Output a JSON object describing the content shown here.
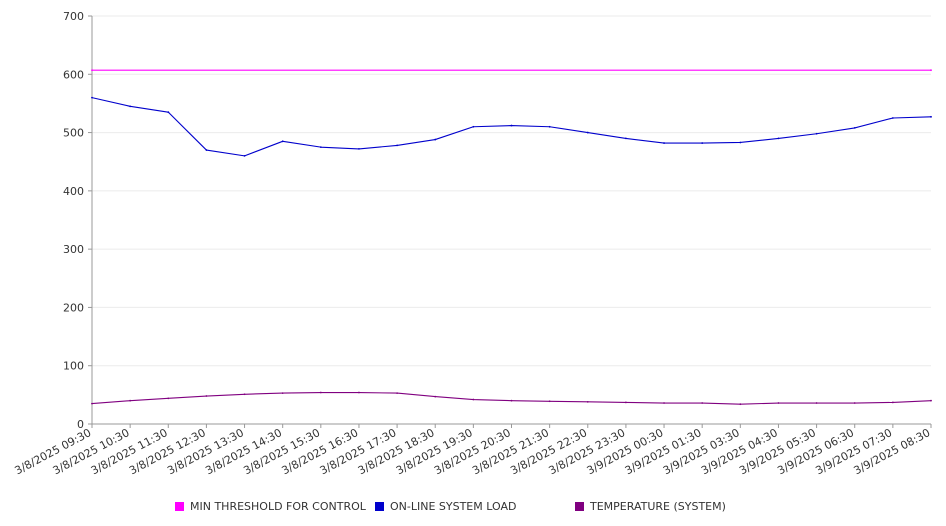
{
  "chart_data": {
    "type": "line",
    "title": "",
    "xlabel": "",
    "ylabel": "",
    "ylim": [
      0,
      700
    ],
    "y_ticks": [
      0,
      100,
      200,
      300,
      400,
      500,
      600,
      700
    ],
    "grid": true,
    "legend_position": "bottom",
    "x_tick_labels": [
      "3/8/2025 09:30",
      "3/8/2025 10:30",
      "3/8/2025 11:30",
      "3/8/2025 12:30",
      "3/8/2025 13:30",
      "3/8/2025 14:30",
      "3/8/2025 15:30",
      "3/8/2025 16:30",
      "3/8/2025 17:30",
      "3/8/2025 18:30",
      "3/8/2025 19:30",
      "3/8/2025 20:30",
      "3/8/2025 21:30",
      "3/8/2025 22:30",
      "3/8/2025 23:30",
      "3/9/2025 00:30",
      "3/9/2025 01:30",
      "3/9/2025 03:30",
      "3/9/2025 04:30",
      "3/9/2025 05:30",
      "3/9/2025 06:30",
      "3/9/2025 07:30",
      "3/9/2025 08:30"
    ],
    "series": [
      {
        "name": "MIN THRESHOLD FOR CONTROL",
        "color": "#ff00ff",
        "x": [
          "3/8/2025 09:30",
          "3/9/2025 08:30"
        ],
        "values": [
          607,
          607
        ]
      },
      {
        "name": "ON-LINE SYSTEM LOAD",
        "color": "#0000cc",
        "x": [
          "3/8/2025 09:30",
          "3/8/2025 10:30",
          "3/8/2025 11:30",
          "3/8/2025 12:30",
          "3/8/2025 13:30",
          "3/8/2025 14:30",
          "3/8/2025 15:30",
          "3/8/2025 16:30",
          "3/8/2025 17:30",
          "3/8/2025 18:30",
          "3/8/2025 19:30",
          "3/8/2025 20:30",
          "3/8/2025 21:30",
          "3/8/2025 22:30",
          "3/8/2025 23:30",
          "3/9/2025 00:30",
          "3/9/2025 01:30",
          "3/9/2025 03:30",
          "3/9/2025 04:30",
          "3/9/2025 05:30",
          "3/9/2025 06:30",
          "3/9/2025 07:30",
          "3/9/2025 08:30"
        ],
        "values": [
          560,
          545,
          535,
          470,
          460,
          485,
          475,
          472,
          478,
          488,
          510,
          512,
          510,
          500,
          490,
          482,
          482,
          483,
          490,
          498,
          508,
          525,
          527
        ]
      },
      {
        "name": "TEMPERATURE (SYSTEM)",
        "color": "#800080",
        "x": [
          "3/8/2025 09:30",
          "3/8/2025 10:30",
          "3/8/2025 11:30",
          "3/8/2025 12:30",
          "3/8/2025 13:30",
          "3/8/2025 14:30",
          "3/8/2025 15:30",
          "3/8/2025 16:30",
          "3/8/2025 17:30",
          "3/8/2025 18:30",
          "3/8/2025 19:30",
          "3/8/2025 20:30",
          "3/8/2025 21:30",
          "3/8/2025 22:30",
          "3/8/2025 23:30",
          "3/9/2025 00:30",
          "3/9/2025 01:30",
          "3/9/2025 03:30",
          "3/9/2025 04:30",
          "3/9/2025 05:30",
          "3/9/2025 06:30",
          "3/9/2025 07:30",
          "3/9/2025 08:30"
        ],
        "values": [
          35,
          40,
          44,
          48,
          51,
          53,
          54,
          54,
          53,
          47,
          42,
          40,
          39,
          38,
          37,
          36,
          36,
          34,
          36,
          36,
          36,
          37,
          40
        ]
      }
    ]
  }
}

## STATED TASK
Your task is to transcribe all of the records precisely, with no images included.

## TASK ANSWER
Output a JSON object describing the content shown here.
{
  "chart_data": {
    "type": "line",
    "title": "",
    "xlabel": "",
    "ylabel": "",
    "ylim": [
      0,
      700
    ],
    "y_ticks": [
      0,
      100,
      200,
      300,
      400,
      500,
      600,
      700
    ],
    "grid": true,
    "legend_position": "bottom",
    "x_tick_labels": [
      "3/8/2025 09:30",
      "3/8/2025 10:30",
      "3/8/2025 11:30",
      "3/8/2025 12:30",
      "3/8/2025 13:30",
      "3/8/2025 14:30",
      "3/8/2025 15:30",
      "3/8/2025 16:30",
      "3/8/2025 17:30",
      "3/8/2025 18:30",
      "3/8/2025 19:30",
      "3/8/2025 20:30",
      "3/8/2025 21:30",
      "3/8/2025 22:30",
      "3/8/2025 23:30",
      "3/9/2025 00:30",
      "3/9/2025 01:30",
      "3/9/2025 03:30",
      "3/9/2025 04:30",
      "3/9/2025 05:30",
      "3/9/2025 06:30",
      "3/9/2025 07:30",
      "3/9/2025 08:30"
    ],
    "series": [
      {
        "name": "MIN THRESHOLD FOR CONTROL",
        "color": "#ff00ff",
        "x": [
          "3/8/2025 09:30",
          "3/9/2025 08:30"
        ],
        "values": [
          607,
          607
        ]
      },
      {
        "name": "ON-LINE SYSTEM LOAD",
        "color": "#0000cc",
        "x": [
          "3/8/2025 09:30",
          "3/8/2025 10:30",
          "3/8/2025 11:30",
          "3/8/2025 12:30",
          "3/8/2025 13:30",
          "3/8/2025 14:30",
          "3/8/2025 15:30",
          "3/8/2025 16:30",
          "3/8/2025 17:30",
          "3/8/2025 18:30",
          "3/8/2025 19:30",
          "3/8/2025 20:30",
          "3/8/2025 21:30",
          "3/8/2025 22:30",
          "3/8/2025 23:30",
          "3/9/2025 00:30",
          "3/9/2025 01:30",
          "3/9/2025 03:30",
          "3/9/2025 04:30",
          "3/9/2025 05:30",
          "3/9/2025 06:30",
          "3/9/2025 07:30",
          "3/9/2025 08:30"
        ],
        "values": [
          560,
          545,
          535,
          470,
          460,
          485,
          475,
          472,
          478,
          488,
          510,
          512,
          510,
          500,
          490,
          482,
          482,
          483,
          490,
          498,
          508,
          525,
          527
        ]
      },
      {
        "name": "TEMPERATURE (SYSTEM)",
        "color": "#800080",
        "x": [
          "3/8/2025 09:30",
          "3/8/2025 10:30",
          "3/8/2025 11:30",
          "3/8/2025 12:30",
          "3/8/2025 13:30",
          "3/8/2025 14:30",
          "3/8/2025 15:30",
          "3/8/2025 16:30",
          "3/8/2025 17:30",
          "3/8/2025 18:30",
          "3/8/2025 19:30",
          "3/8/2025 20:30",
          "3/8/2025 21:30",
          "3/8/2025 22:30",
          "3/8/2025 23:30",
          "3/9/2025 00:30",
          "3/9/2025 01:30",
          "3/9/2025 03:30",
          "3/9/2025 04:30",
          "3/9/2025 05:30",
          "3/9/2025 06:30",
          "3/9/2025 07:30",
          "3/9/2025 08:30"
        ],
        "values": [
          35,
          40,
          44,
          48,
          51,
          53,
          54,
          54,
          53,
          47,
          42,
          40,
          39,
          38,
          37,
          36,
          36,
          34,
          36,
          36,
          36,
          37,
          40
        ]
      }
    ]
  }
}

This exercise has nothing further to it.